• Stated exercise
Reproduce every line, starting at the one that contains "Transcribe this chart's" and ending at the last line of the data, exactly as it stands; pictures are omitted.
%%
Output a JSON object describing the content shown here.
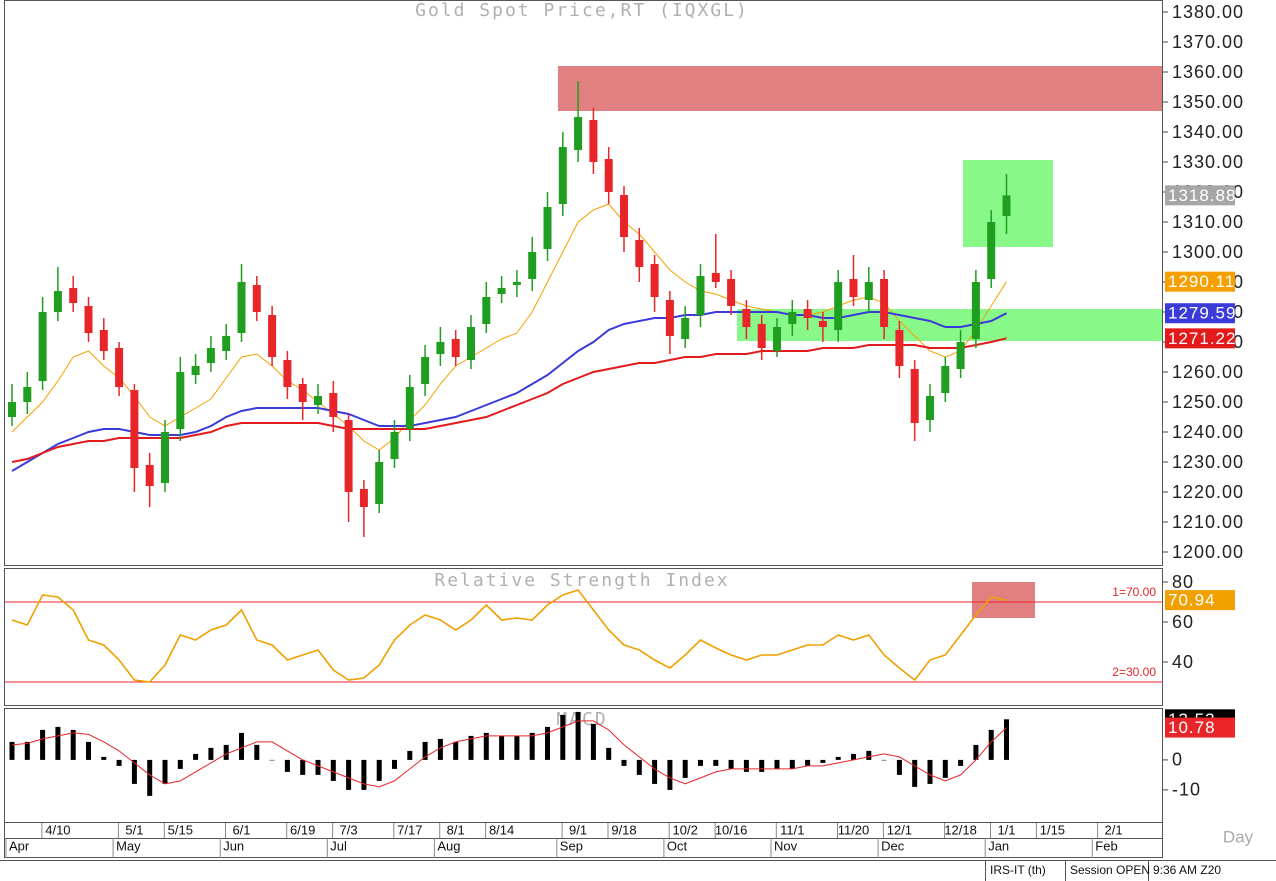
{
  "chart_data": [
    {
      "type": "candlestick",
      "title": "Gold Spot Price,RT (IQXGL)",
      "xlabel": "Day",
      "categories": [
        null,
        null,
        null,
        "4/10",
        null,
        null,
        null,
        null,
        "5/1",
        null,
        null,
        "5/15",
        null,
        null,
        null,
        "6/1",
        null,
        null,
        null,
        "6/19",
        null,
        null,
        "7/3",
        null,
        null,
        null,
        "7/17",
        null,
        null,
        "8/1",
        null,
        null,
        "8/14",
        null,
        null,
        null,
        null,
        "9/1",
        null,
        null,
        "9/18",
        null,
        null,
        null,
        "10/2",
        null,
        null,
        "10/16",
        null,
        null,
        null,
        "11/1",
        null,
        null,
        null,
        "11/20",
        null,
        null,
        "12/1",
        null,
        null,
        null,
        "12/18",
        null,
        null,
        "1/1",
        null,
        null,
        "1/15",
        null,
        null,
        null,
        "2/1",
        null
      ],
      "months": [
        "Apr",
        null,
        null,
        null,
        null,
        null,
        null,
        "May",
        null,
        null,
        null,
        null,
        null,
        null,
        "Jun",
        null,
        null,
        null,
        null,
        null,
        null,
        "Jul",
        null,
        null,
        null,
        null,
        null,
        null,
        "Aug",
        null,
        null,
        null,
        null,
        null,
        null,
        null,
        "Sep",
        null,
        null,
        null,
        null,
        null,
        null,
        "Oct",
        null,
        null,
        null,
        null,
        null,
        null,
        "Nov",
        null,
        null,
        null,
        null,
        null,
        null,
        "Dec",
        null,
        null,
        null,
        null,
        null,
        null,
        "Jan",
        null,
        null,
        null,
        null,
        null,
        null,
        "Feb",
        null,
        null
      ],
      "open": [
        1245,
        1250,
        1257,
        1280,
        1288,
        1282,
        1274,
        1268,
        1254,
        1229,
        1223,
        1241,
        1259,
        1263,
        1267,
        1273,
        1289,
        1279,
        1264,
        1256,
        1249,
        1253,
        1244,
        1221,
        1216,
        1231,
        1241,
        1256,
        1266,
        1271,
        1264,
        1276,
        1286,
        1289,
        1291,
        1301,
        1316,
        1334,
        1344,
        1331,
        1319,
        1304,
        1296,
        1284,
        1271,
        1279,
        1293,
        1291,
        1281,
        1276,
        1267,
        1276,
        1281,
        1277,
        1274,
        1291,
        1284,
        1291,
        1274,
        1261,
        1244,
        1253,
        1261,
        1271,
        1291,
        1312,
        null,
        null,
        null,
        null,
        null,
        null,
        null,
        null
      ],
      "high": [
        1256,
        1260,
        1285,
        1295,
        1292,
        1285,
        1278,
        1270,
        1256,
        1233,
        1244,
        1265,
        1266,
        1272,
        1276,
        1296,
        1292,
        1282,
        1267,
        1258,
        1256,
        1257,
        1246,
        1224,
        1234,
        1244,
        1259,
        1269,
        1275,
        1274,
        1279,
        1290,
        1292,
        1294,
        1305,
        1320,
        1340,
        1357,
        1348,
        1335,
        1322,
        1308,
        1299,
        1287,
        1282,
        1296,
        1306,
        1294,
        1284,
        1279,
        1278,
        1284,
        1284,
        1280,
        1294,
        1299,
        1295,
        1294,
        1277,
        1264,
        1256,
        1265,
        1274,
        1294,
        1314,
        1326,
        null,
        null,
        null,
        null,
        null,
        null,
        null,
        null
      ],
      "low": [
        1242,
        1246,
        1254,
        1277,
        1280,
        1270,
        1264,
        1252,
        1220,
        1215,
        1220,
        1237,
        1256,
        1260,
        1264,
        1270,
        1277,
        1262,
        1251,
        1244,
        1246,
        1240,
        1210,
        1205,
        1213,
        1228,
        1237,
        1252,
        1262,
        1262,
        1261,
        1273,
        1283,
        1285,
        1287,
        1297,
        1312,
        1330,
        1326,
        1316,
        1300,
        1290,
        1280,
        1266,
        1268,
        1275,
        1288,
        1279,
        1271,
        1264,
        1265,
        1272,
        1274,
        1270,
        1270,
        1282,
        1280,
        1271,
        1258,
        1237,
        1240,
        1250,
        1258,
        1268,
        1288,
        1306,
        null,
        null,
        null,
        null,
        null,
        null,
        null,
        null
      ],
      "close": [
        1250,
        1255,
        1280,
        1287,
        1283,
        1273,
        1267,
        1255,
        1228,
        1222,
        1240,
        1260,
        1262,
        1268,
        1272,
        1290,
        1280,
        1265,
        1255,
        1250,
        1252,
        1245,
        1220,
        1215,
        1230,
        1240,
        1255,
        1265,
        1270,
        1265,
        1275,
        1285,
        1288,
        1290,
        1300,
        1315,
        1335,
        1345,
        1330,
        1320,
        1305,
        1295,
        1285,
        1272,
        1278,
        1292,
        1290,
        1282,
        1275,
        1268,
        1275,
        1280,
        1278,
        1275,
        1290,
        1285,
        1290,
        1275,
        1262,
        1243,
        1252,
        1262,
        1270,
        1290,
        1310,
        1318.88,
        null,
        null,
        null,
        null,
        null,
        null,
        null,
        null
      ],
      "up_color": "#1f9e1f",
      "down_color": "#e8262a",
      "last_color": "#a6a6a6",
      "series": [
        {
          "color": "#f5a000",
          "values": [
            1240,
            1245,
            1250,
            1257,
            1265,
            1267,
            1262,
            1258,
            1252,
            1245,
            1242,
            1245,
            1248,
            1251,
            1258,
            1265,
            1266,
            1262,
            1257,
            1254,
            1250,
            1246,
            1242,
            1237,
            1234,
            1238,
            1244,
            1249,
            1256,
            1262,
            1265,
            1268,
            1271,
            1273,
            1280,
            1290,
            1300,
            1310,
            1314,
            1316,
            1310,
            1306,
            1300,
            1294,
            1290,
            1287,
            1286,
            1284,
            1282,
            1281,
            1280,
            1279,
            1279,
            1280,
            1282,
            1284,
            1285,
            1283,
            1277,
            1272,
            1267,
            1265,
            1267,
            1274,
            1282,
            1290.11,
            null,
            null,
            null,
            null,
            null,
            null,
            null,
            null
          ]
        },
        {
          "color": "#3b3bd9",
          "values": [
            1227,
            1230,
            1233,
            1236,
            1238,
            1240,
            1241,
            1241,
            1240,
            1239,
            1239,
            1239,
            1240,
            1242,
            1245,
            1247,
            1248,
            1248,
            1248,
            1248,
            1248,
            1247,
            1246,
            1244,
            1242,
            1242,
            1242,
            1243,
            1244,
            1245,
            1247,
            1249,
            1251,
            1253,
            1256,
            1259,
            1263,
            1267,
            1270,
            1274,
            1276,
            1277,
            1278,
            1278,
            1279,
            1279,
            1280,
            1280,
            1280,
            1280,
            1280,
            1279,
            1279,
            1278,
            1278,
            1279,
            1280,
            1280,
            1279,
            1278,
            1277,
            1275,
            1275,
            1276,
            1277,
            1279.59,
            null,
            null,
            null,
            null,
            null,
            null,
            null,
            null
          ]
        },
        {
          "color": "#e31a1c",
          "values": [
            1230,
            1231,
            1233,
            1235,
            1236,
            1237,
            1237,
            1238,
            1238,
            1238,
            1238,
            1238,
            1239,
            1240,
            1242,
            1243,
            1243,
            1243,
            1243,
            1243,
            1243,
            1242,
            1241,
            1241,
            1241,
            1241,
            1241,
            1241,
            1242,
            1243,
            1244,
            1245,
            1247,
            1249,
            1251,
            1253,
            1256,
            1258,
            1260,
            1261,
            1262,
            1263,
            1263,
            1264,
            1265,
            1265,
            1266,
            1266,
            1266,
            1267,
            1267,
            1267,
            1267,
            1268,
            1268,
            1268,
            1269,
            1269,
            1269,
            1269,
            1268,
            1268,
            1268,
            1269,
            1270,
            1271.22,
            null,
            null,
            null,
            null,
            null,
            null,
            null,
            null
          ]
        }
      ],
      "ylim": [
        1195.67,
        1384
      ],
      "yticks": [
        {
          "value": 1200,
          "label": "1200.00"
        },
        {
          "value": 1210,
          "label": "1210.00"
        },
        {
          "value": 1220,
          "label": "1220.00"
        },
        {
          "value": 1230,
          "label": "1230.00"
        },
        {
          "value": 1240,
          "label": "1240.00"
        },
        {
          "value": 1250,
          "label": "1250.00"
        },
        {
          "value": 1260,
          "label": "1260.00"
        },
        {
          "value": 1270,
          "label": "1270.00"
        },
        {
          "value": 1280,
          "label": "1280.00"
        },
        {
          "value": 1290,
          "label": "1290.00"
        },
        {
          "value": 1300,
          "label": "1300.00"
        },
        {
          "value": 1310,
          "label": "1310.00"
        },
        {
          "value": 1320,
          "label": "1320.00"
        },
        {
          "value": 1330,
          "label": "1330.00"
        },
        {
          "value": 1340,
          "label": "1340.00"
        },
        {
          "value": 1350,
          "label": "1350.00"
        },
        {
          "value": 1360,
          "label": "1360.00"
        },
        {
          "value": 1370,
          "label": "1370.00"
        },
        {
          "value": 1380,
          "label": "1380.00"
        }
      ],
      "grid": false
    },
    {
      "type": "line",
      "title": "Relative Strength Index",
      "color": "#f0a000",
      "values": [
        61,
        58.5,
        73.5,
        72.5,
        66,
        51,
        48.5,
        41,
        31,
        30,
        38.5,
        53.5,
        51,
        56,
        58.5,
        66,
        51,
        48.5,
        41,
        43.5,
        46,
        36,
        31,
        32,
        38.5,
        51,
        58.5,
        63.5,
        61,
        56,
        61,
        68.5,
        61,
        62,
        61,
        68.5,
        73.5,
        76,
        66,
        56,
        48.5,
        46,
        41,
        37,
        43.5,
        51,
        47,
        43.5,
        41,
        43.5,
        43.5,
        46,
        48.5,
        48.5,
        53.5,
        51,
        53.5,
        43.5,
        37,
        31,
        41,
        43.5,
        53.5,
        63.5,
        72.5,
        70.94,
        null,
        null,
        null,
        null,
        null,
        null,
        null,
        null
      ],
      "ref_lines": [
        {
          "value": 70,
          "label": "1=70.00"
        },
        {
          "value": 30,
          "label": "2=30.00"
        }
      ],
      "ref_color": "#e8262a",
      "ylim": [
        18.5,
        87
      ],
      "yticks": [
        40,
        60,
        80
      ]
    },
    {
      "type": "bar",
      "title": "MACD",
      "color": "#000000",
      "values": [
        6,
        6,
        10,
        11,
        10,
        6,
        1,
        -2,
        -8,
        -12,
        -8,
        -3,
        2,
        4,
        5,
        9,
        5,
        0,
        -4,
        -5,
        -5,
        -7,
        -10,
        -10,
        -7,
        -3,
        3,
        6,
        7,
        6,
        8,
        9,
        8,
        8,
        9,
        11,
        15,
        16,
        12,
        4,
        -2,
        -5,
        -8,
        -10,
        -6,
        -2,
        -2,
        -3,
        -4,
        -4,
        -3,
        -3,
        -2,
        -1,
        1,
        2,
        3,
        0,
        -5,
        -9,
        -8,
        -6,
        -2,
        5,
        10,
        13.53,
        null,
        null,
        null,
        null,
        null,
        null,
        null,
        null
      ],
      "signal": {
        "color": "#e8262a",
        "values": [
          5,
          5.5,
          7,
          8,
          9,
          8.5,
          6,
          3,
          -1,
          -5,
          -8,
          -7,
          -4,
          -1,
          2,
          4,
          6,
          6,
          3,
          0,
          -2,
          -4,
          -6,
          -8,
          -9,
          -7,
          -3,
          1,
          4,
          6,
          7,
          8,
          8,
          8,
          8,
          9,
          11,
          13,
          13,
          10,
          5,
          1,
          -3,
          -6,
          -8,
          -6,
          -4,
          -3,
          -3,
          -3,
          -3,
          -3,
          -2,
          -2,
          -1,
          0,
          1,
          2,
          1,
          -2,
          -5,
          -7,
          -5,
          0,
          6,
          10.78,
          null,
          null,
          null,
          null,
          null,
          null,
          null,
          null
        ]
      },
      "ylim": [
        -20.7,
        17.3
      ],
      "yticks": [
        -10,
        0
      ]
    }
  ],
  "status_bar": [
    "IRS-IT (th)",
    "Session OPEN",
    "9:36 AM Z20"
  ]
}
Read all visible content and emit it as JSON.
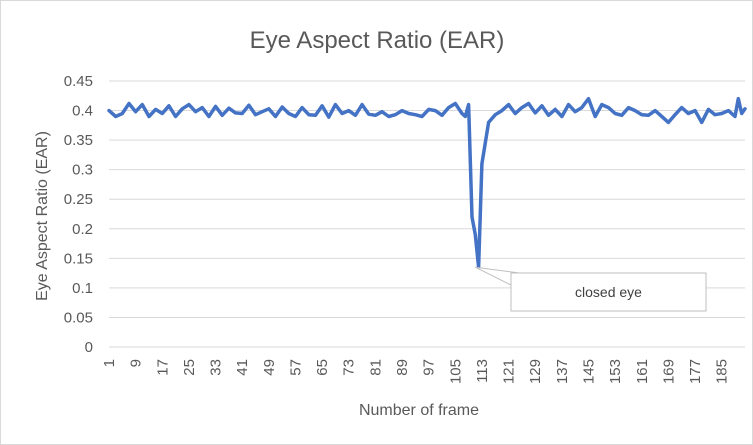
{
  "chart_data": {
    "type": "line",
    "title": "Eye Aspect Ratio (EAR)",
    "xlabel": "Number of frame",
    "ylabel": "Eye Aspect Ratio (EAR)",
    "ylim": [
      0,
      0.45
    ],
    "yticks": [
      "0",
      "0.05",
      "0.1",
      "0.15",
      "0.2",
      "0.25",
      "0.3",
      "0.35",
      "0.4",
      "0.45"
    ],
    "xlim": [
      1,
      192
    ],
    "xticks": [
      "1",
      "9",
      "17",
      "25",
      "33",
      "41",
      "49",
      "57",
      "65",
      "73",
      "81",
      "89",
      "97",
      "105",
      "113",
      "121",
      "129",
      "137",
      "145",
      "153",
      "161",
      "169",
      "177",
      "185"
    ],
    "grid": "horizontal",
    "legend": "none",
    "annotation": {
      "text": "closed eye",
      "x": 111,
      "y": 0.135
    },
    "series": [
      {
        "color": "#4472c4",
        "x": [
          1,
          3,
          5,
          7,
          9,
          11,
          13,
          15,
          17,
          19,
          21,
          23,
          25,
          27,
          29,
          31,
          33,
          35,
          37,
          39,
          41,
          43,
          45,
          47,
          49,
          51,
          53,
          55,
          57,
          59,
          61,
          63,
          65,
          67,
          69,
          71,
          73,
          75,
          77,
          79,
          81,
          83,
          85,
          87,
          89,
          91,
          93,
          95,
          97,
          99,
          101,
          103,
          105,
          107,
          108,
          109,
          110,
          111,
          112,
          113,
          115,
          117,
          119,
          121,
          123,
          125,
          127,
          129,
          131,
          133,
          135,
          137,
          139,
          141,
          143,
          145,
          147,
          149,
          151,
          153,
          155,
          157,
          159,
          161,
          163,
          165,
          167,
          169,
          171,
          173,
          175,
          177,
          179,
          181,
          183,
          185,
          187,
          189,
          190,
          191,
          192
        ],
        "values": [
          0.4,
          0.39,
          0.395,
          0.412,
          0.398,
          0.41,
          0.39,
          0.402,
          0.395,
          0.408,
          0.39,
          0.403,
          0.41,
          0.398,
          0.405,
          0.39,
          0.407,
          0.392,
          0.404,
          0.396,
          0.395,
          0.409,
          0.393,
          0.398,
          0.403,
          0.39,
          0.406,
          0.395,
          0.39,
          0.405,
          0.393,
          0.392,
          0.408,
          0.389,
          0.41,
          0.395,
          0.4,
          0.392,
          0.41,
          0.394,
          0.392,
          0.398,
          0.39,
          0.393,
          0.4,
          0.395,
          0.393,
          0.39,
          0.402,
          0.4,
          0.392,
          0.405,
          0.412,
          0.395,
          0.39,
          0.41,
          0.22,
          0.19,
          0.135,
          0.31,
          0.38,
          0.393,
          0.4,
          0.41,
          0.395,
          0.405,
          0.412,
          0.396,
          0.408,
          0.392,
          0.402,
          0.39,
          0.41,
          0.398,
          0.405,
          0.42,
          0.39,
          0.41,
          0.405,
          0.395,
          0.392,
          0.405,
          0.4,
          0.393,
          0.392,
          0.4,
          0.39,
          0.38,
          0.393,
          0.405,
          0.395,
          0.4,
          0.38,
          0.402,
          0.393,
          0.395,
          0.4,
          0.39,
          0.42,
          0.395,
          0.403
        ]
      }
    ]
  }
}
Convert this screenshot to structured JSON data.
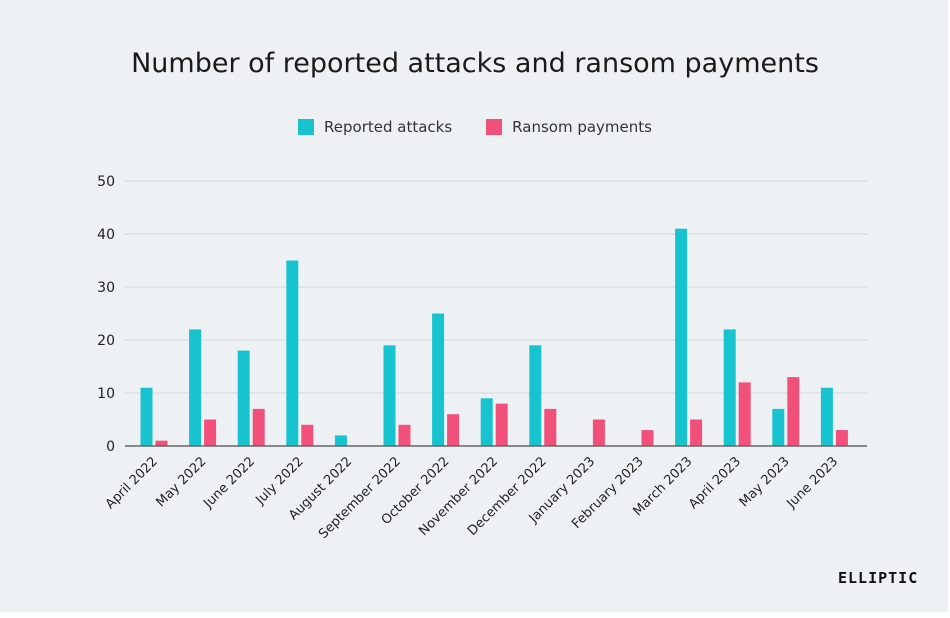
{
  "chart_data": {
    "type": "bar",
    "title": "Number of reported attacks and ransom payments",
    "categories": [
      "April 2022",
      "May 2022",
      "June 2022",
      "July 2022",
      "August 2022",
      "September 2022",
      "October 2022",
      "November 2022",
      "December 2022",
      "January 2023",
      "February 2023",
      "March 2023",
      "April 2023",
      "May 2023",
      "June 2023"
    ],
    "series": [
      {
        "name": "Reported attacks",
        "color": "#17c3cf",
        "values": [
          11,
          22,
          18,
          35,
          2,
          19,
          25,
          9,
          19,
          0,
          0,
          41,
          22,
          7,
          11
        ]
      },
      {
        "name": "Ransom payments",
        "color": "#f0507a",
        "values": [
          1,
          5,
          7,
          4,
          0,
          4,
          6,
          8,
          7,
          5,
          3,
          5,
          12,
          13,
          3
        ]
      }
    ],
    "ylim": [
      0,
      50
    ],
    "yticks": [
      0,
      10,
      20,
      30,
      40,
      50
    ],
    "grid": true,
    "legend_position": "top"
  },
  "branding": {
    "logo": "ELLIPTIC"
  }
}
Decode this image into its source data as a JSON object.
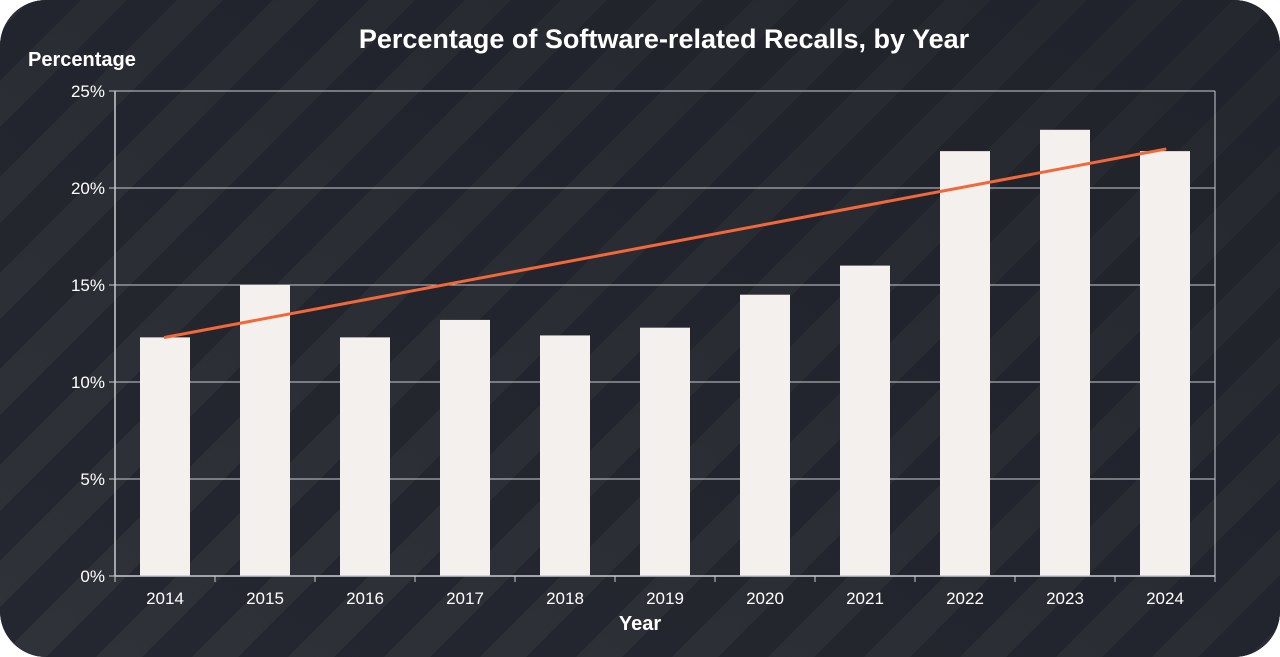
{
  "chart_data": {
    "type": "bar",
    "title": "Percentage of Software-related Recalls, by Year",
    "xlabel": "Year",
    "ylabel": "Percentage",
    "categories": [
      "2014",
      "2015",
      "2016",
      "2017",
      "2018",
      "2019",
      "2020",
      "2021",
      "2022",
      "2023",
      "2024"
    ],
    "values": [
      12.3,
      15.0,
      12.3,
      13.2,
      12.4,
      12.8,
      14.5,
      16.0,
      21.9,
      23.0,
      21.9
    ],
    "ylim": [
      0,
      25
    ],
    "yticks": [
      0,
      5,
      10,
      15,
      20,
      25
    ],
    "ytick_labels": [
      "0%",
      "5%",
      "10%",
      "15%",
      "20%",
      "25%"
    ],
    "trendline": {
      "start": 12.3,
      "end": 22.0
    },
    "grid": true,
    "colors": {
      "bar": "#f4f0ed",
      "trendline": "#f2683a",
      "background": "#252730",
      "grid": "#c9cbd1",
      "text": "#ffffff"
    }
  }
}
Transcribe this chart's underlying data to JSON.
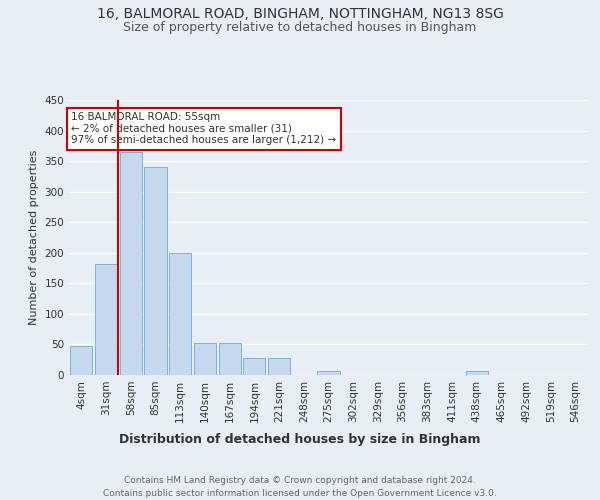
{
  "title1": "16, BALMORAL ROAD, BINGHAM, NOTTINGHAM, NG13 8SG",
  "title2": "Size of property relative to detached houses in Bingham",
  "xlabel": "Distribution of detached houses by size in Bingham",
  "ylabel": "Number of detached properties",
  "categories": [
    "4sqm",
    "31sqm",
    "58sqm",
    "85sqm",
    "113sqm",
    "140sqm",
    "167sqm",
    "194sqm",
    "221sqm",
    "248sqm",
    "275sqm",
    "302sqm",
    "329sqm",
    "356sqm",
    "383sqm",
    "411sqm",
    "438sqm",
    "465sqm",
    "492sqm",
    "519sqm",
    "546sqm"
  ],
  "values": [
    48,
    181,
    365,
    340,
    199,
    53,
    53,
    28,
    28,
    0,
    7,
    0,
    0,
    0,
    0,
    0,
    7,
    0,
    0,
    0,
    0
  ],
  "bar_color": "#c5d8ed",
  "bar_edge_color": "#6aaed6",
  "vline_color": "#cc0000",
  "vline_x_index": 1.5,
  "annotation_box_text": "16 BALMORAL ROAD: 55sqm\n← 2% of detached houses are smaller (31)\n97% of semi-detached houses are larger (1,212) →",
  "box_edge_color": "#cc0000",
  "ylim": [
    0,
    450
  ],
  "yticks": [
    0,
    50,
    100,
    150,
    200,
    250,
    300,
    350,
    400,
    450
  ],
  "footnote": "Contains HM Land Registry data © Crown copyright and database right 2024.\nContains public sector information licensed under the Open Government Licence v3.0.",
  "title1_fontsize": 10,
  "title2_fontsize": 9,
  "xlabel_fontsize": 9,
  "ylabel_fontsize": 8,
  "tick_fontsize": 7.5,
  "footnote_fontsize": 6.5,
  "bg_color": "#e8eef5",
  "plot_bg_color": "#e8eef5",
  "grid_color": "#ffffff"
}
%%
• Result of this task
Transcribe this chart's underlying data to JSON.
{
  "title1": "16, BALMORAL ROAD, BINGHAM, NOTTINGHAM, NG13 8SG",
  "title2": "Size of property relative to detached houses in Bingham",
  "xlabel": "Distribution of detached houses by size in Bingham",
  "ylabel": "Number of detached properties",
  "categories": [
    "4sqm",
    "31sqm",
    "58sqm",
    "85sqm",
    "113sqm",
    "140sqm",
    "167sqm",
    "194sqm",
    "221sqm",
    "248sqm",
    "275sqm",
    "302sqm",
    "329sqm",
    "356sqm",
    "383sqm",
    "411sqm",
    "438sqm",
    "465sqm",
    "492sqm",
    "519sqm",
    "546sqm"
  ],
  "values": [
    48,
    181,
    365,
    340,
    199,
    53,
    53,
    28,
    28,
    0,
    7,
    0,
    0,
    0,
    0,
    0,
    7,
    0,
    0,
    0,
    0
  ],
  "bar_color": "#c5d8ed",
  "bar_edge_color": "#6aaed6",
  "vline_color": "#cc0000",
  "vline_x_index": 1.5,
  "annotation_box_text": "16 BALMORAL ROAD: 55sqm\n← 2% of detached houses are smaller (31)\n97% of semi-detached houses are larger (1,212) →",
  "box_edge_color": "#cc0000",
  "ylim": [
    0,
    450
  ],
  "yticks": [
    0,
    50,
    100,
    150,
    200,
    250,
    300,
    350,
    400,
    450
  ],
  "footnote": "Contains HM Land Registry data © Crown copyright and database right 2024.\nContains public sector information licensed under the Open Government Licence v3.0.",
  "title1_fontsize": 10,
  "title2_fontsize": 9,
  "xlabel_fontsize": 9,
  "ylabel_fontsize": 8,
  "tick_fontsize": 7.5,
  "footnote_fontsize": 6.5,
  "bg_color": "#e8eef5",
  "plot_bg_color": "#e8eef5",
  "grid_color": "#ffffff"
}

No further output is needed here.